## Exercise objective
Note each line that includes the word "JSON". Copy those lines.

## Data for the task
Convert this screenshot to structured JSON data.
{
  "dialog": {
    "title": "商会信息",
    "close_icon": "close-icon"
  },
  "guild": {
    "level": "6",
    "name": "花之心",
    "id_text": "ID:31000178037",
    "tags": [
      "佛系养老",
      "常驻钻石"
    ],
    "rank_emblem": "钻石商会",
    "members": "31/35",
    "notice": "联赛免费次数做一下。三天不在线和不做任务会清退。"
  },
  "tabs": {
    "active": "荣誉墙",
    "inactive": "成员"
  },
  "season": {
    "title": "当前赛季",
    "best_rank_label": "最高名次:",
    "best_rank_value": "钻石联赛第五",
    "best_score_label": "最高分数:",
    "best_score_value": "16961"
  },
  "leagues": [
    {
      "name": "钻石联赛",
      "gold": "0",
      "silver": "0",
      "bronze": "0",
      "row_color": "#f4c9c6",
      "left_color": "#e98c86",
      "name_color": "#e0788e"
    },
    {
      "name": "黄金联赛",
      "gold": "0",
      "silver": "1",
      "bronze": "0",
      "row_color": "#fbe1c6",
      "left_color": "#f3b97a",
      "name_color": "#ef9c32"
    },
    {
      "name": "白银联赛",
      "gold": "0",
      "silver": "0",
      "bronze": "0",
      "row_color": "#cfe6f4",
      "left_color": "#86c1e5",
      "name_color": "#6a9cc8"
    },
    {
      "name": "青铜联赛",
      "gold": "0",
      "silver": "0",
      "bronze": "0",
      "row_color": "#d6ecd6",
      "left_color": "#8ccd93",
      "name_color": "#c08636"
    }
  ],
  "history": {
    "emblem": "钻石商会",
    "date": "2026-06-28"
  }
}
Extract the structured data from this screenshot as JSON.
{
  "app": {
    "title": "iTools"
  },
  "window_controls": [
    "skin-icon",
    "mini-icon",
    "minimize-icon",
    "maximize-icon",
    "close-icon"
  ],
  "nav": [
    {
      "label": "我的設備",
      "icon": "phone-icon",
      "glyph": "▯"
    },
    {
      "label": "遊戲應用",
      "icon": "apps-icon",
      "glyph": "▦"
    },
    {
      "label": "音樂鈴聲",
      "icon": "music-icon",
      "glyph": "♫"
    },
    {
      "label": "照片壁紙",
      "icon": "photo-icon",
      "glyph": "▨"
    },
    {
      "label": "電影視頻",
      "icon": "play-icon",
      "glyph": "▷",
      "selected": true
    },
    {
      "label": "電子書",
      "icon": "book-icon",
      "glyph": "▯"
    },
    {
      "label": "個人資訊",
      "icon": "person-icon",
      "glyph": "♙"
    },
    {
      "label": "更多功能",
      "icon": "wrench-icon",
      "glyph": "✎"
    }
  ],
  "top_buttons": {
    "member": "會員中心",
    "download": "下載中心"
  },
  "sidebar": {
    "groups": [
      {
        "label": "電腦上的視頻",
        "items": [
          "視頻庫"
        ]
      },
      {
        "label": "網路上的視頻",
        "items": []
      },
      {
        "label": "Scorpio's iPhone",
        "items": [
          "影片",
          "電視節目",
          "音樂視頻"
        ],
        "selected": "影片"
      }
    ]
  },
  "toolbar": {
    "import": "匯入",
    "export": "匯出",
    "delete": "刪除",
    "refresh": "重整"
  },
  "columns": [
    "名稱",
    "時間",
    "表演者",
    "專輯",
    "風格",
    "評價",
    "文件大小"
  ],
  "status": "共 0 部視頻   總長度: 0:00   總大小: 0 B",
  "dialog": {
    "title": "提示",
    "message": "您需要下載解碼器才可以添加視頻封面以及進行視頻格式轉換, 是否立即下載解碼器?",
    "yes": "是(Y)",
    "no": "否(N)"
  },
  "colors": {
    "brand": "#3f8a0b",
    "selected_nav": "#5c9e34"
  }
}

## Final result
Convert this screenshot to structured JSON data.
Extract the structured data from this screenshot as JSON.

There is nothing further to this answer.